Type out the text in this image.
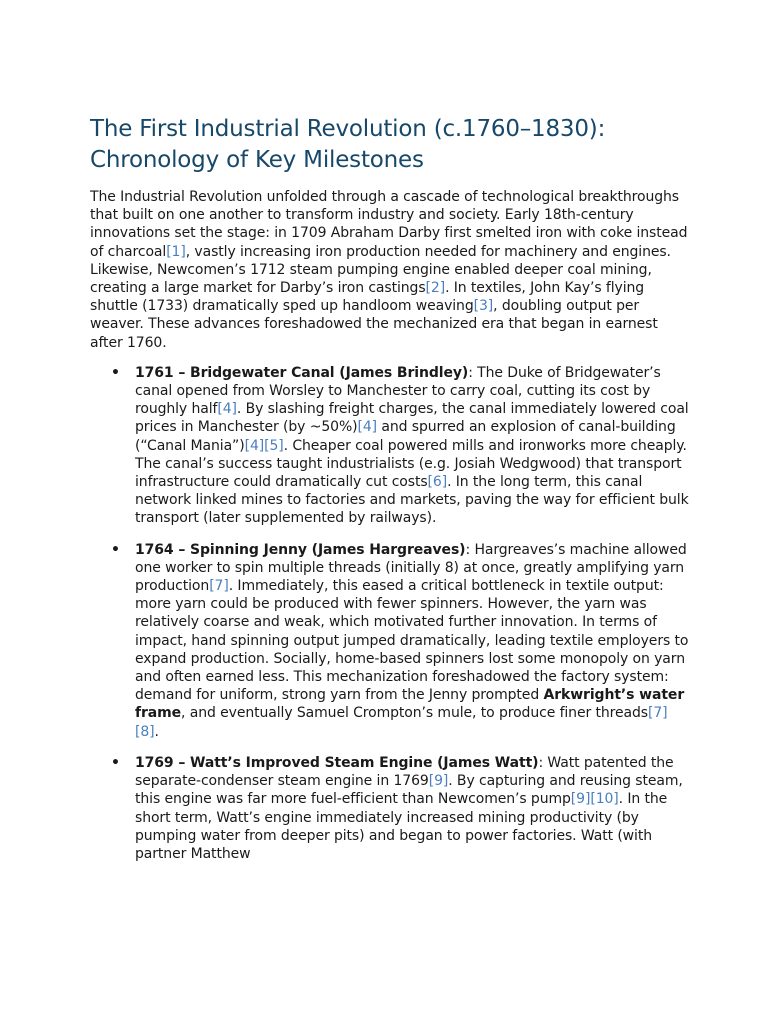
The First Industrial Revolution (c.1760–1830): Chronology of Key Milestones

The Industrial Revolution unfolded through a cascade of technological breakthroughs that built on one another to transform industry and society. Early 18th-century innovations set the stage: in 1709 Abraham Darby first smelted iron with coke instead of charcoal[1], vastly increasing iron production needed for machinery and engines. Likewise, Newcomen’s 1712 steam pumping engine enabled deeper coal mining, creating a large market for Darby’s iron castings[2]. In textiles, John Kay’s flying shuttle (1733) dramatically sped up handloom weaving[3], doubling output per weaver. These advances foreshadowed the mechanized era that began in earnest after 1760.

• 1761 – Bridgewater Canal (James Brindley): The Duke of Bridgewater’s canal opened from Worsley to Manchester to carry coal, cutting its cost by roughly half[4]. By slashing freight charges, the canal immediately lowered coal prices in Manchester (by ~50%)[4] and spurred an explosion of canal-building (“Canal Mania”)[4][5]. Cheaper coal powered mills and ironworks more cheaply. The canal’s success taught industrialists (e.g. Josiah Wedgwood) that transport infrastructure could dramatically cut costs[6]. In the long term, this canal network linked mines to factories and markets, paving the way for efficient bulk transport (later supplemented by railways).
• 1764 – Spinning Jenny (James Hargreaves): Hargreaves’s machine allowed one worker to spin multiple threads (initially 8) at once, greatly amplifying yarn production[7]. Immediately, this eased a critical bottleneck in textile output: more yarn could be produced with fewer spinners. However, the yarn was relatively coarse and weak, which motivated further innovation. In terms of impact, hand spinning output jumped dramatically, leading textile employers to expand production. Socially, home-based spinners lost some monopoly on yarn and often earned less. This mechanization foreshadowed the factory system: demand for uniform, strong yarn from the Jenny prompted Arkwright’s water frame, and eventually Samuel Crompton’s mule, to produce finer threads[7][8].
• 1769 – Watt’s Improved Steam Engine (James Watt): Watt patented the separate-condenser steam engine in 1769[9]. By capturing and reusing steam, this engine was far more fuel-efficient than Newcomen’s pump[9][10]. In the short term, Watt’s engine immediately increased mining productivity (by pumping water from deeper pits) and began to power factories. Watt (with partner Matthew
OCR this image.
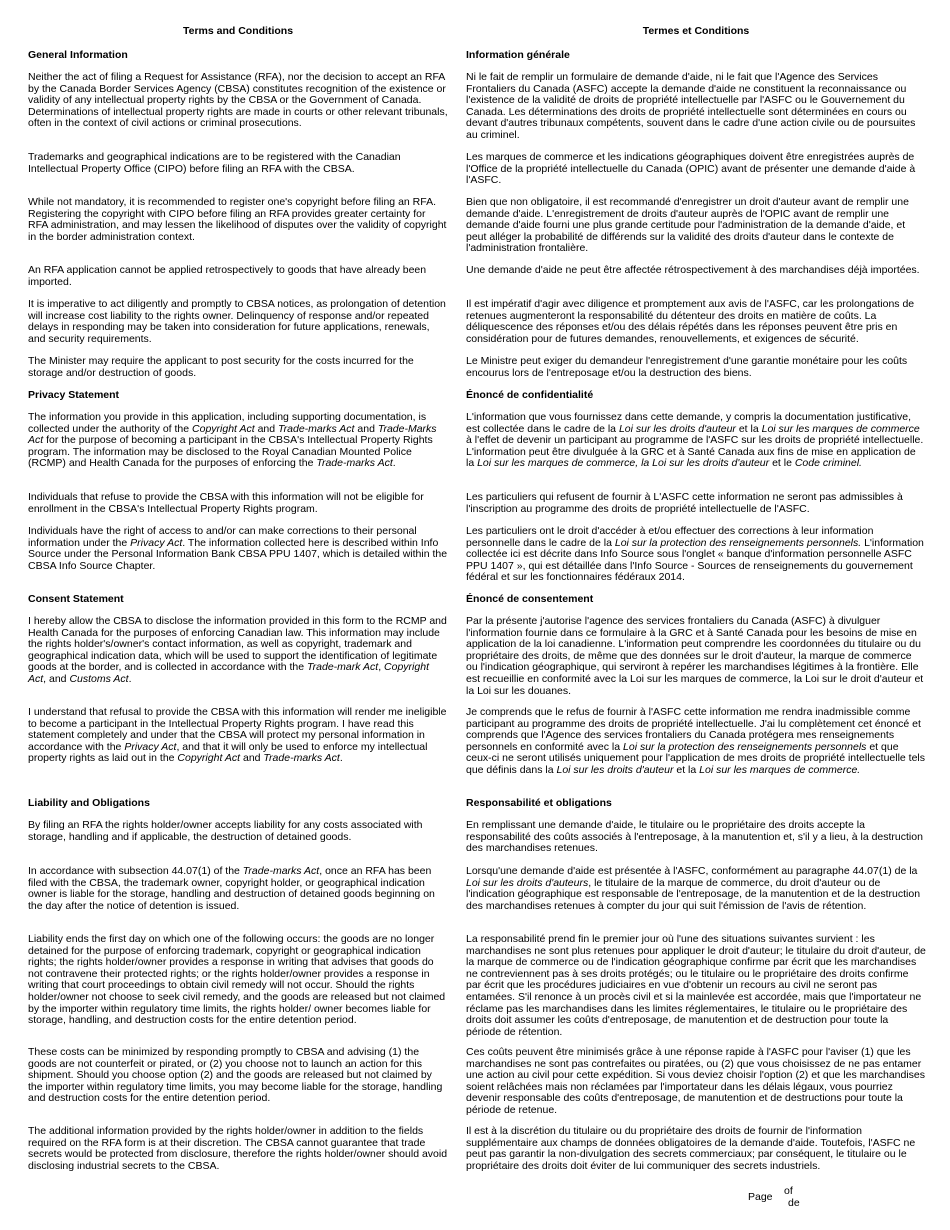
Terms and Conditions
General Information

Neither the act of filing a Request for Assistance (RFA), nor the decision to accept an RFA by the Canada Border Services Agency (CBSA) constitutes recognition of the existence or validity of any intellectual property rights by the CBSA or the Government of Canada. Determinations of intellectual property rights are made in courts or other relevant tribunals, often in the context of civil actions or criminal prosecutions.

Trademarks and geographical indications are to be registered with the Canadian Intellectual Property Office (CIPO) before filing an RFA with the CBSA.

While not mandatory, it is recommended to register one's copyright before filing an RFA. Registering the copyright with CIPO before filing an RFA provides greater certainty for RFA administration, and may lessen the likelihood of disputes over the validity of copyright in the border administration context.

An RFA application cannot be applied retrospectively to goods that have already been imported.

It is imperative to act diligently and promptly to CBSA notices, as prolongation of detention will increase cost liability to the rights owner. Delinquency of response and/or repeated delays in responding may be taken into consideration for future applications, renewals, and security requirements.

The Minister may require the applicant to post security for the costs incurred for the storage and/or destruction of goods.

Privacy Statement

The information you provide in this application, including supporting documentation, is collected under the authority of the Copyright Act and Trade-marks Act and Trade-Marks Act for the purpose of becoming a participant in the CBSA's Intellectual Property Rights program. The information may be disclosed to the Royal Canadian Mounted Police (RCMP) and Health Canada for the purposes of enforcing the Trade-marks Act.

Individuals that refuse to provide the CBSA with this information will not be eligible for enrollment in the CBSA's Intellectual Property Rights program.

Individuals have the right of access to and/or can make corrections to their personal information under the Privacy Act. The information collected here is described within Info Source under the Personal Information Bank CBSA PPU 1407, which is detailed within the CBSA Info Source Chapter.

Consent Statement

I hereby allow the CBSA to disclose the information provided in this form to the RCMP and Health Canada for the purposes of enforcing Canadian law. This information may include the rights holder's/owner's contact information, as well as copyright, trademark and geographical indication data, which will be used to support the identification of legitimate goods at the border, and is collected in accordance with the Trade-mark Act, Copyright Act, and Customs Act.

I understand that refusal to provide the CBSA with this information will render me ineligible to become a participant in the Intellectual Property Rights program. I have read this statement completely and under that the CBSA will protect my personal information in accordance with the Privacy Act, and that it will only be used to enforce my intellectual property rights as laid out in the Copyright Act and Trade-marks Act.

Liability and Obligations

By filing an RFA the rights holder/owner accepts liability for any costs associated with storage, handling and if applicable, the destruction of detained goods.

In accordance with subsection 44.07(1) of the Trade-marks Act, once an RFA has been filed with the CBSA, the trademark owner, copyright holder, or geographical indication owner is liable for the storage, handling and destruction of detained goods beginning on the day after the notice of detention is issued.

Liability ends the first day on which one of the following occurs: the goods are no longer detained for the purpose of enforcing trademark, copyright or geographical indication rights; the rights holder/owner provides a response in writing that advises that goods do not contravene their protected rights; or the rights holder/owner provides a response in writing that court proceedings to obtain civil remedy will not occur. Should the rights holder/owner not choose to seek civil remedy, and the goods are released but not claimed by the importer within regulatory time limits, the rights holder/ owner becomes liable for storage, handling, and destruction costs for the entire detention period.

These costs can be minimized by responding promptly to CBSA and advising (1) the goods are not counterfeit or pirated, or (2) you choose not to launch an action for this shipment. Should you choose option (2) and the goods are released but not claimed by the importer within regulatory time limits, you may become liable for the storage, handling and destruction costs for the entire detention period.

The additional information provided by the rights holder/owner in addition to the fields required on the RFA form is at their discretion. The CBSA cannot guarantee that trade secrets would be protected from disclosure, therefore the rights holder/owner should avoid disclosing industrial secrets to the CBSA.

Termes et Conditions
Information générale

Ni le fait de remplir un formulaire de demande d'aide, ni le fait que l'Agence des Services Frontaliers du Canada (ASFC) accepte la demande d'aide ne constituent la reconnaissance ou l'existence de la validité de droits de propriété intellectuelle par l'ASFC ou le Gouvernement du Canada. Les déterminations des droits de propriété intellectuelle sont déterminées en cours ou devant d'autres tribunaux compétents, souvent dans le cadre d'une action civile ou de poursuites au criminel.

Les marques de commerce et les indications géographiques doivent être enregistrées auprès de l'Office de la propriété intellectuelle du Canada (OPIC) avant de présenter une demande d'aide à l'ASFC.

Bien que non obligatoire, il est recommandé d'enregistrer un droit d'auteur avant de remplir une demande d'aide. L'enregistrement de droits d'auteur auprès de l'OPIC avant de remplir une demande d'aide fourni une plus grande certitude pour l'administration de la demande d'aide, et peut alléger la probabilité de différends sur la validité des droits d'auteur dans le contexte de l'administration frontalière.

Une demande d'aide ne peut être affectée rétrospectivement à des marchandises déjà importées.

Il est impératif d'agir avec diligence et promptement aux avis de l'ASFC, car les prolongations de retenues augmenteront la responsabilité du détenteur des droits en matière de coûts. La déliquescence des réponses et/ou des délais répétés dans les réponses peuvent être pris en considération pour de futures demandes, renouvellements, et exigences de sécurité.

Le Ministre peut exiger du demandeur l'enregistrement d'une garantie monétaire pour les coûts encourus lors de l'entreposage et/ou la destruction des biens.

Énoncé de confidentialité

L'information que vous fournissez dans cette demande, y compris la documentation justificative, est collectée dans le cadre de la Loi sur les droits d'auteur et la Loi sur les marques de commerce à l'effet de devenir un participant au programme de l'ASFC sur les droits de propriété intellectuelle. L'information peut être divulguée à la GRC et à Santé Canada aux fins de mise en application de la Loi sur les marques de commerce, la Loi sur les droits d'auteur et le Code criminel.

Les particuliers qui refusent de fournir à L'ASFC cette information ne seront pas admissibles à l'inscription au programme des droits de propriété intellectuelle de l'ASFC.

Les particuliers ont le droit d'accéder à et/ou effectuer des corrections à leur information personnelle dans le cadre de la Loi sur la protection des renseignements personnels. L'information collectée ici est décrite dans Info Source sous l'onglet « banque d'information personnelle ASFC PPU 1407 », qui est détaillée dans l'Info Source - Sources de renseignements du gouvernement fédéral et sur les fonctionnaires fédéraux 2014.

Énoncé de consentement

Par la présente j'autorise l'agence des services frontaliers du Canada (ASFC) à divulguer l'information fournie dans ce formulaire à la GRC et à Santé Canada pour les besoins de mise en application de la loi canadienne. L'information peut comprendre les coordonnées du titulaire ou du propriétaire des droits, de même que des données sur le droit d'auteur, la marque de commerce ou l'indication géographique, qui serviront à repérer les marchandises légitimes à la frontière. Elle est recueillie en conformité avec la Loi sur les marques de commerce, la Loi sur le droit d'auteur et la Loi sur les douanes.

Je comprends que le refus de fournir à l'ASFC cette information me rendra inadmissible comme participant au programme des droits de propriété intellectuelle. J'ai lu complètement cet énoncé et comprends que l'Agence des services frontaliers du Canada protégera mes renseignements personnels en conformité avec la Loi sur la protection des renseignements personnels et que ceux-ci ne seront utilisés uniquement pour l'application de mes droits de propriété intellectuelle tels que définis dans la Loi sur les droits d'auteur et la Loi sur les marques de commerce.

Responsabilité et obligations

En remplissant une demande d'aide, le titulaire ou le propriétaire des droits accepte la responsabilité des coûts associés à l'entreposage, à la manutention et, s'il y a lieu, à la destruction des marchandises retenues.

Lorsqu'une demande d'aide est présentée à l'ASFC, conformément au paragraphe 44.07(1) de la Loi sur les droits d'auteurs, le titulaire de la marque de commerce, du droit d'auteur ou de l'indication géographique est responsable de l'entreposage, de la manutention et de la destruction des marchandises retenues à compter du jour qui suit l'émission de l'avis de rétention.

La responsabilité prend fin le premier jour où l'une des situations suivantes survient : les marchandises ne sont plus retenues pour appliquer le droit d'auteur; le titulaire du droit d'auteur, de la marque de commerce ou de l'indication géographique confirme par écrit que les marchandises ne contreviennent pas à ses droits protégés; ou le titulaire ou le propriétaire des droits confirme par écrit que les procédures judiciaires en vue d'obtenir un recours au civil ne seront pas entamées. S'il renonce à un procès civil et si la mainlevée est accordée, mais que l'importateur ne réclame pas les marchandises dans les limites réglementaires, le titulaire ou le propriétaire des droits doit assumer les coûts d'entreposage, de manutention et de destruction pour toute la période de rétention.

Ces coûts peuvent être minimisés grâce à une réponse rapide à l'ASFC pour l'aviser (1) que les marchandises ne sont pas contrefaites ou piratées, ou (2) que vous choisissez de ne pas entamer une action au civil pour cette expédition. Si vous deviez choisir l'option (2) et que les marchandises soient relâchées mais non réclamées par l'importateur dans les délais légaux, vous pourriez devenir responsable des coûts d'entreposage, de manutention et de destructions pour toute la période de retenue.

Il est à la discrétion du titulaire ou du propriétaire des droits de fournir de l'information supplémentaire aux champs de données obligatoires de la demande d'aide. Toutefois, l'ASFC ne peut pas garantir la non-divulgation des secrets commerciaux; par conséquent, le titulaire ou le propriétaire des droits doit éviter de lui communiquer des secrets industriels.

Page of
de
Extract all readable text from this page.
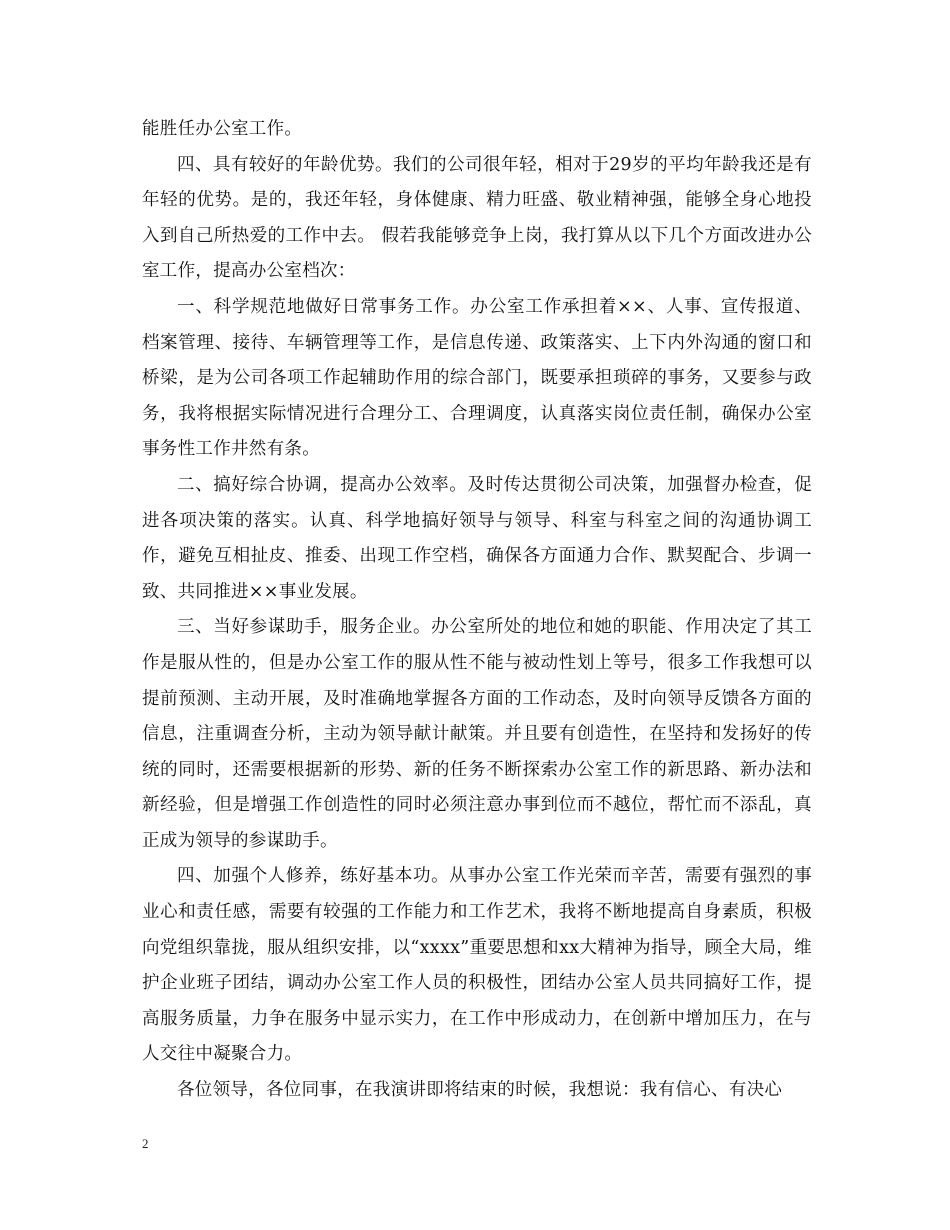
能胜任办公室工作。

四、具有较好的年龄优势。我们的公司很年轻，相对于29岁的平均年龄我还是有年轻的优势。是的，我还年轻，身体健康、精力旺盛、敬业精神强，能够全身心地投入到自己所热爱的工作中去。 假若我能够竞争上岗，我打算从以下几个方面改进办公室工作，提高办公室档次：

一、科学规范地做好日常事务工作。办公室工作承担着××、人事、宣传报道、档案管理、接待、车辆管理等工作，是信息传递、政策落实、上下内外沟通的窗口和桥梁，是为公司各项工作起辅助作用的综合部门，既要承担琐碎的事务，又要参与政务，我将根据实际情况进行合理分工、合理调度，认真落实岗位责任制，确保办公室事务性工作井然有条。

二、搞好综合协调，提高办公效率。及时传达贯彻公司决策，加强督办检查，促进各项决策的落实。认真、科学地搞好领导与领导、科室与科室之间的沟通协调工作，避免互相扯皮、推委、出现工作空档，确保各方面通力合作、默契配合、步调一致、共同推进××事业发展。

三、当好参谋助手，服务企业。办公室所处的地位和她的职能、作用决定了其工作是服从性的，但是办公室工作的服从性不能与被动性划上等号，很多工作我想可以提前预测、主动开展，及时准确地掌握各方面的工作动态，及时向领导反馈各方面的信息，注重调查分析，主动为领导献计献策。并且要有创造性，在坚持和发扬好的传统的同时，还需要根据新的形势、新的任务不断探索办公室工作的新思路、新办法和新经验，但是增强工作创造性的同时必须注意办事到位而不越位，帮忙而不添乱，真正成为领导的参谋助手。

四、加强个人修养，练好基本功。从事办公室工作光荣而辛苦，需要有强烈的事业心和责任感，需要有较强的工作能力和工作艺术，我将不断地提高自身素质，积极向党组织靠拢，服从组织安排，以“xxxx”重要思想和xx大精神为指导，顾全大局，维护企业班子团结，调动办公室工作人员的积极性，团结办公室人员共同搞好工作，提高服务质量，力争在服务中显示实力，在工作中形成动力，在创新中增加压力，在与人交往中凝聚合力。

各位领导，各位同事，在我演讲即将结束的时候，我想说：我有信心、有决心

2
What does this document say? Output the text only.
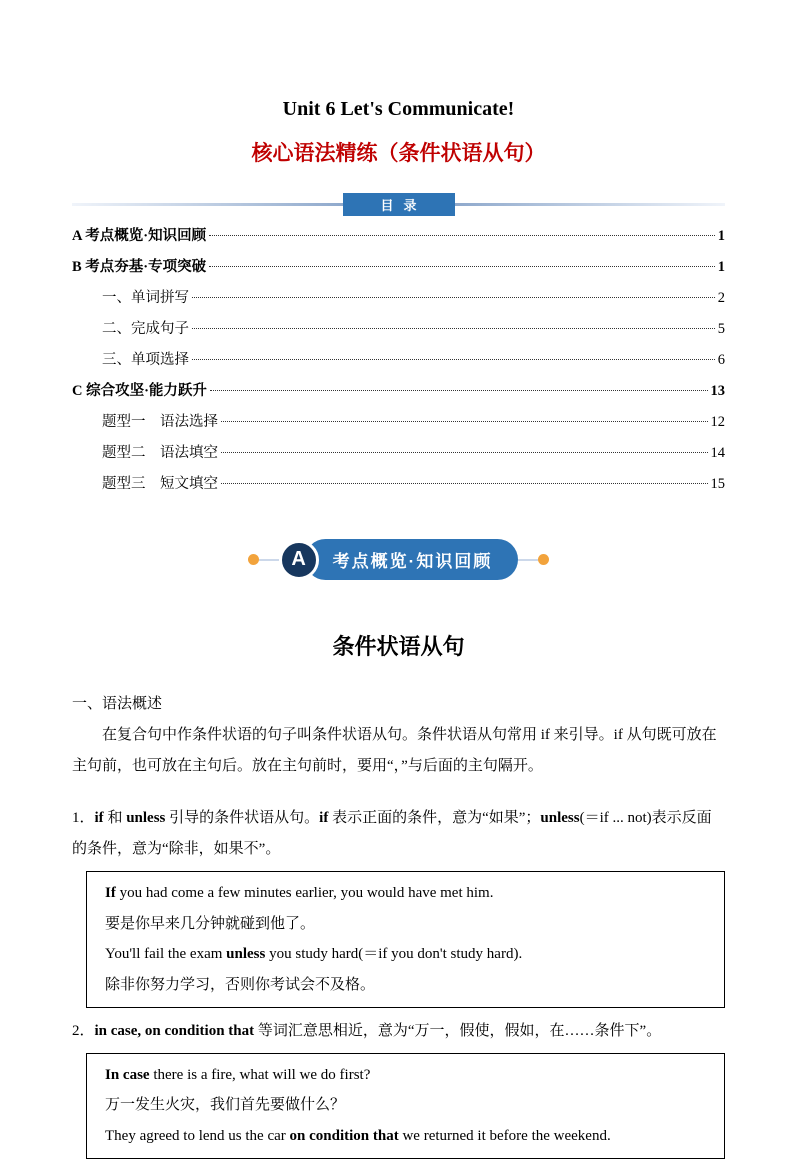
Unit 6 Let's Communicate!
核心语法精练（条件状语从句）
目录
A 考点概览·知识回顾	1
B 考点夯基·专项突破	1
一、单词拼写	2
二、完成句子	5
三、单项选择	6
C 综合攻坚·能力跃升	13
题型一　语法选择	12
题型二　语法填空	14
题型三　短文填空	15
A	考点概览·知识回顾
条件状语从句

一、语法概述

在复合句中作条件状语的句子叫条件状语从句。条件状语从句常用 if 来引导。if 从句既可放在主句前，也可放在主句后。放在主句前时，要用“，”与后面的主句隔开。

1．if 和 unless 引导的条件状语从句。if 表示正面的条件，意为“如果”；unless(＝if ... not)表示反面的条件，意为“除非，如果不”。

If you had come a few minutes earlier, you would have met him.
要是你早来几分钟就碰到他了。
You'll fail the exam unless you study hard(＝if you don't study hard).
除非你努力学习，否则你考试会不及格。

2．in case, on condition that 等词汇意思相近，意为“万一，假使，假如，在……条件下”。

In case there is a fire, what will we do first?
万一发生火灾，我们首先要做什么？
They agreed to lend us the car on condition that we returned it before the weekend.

+-------+

## Directive
Lines that include the word "case" are to be extracted from the data above.

## Full solution
2．in case, on condition that 等词汇意思相近，意为“万一，假使，假如，在……条件下”。
In case there is a fire, what will we do first?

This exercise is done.